Data for this task:
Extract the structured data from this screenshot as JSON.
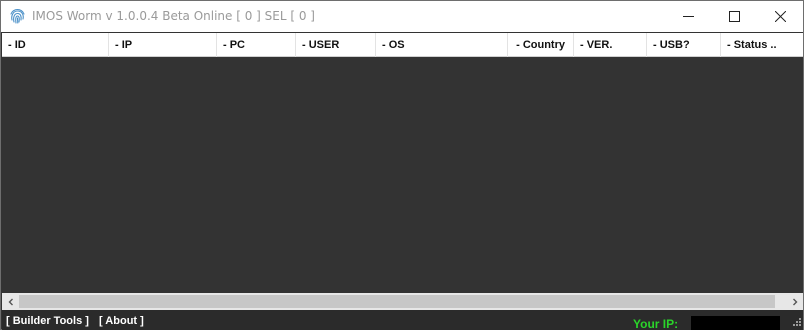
{
  "window": {
    "title": "IMOS Worm v 1.0.0.4 Beta Online [ 0 ] SEL [ 0 ]",
    "icon": "fingerprint-icon"
  },
  "columns": [
    {
      "label": "- ID"
    },
    {
      "label": "- IP"
    },
    {
      "label": "- PC"
    },
    {
      "label": "- USER"
    },
    {
      "label": "- OS"
    },
    {
      "label": "- Country"
    },
    {
      "label": "- VER."
    },
    {
      "label": "- USB?"
    },
    {
      "label": "- Status .."
    }
  ],
  "rows": [],
  "statusbar": {
    "builder_tools": "[ Builder Tools ]",
    "about": "[ About ]",
    "your_ip_label": "Your IP:",
    "your_ip_value": ""
  },
  "colors": {
    "list_background": "#333333",
    "ip_label": "#2ad42a",
    "status_text": "#ffffff"
  }
}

Written exercise:
Leave out the pictures and return every record word for word.

Completed task:
Extract the structured data from this screenshot as JSON.
{
  "window": {
    "title": "IMOS Worm v 1.0.0.4 Beta Online [ 0 ] SEL [ 0 ]",
    "icon": "fingerprint-icon"
  },
  "columns": [
    {
      "label": "- ID"
    },
    {
      "label": "- IP"
    },
    {
      "label": "- PC"
    },
    {
      "label": "- USER"
    },
    {
      "label": "- OS"
    },
    {
      "label": "- Country"
    },
    {
      "label": "- VER."
    },
    {
      "label": "- USB?"
    },
    {
      "label": "- Status .."
    }
  ],
  "rows": [],
  "statusbar": {
    "builder_tools": "[ Builder Tools ]",
    "about": "[ About ]",
    "your_ip_label": "Your IP:",
    "your_ip_value": ""
  },
  "colors": {
    "list_background": "#333333",
    "ip_label": "#2ad42a",
    "status_text": "#ffffff"
  }
}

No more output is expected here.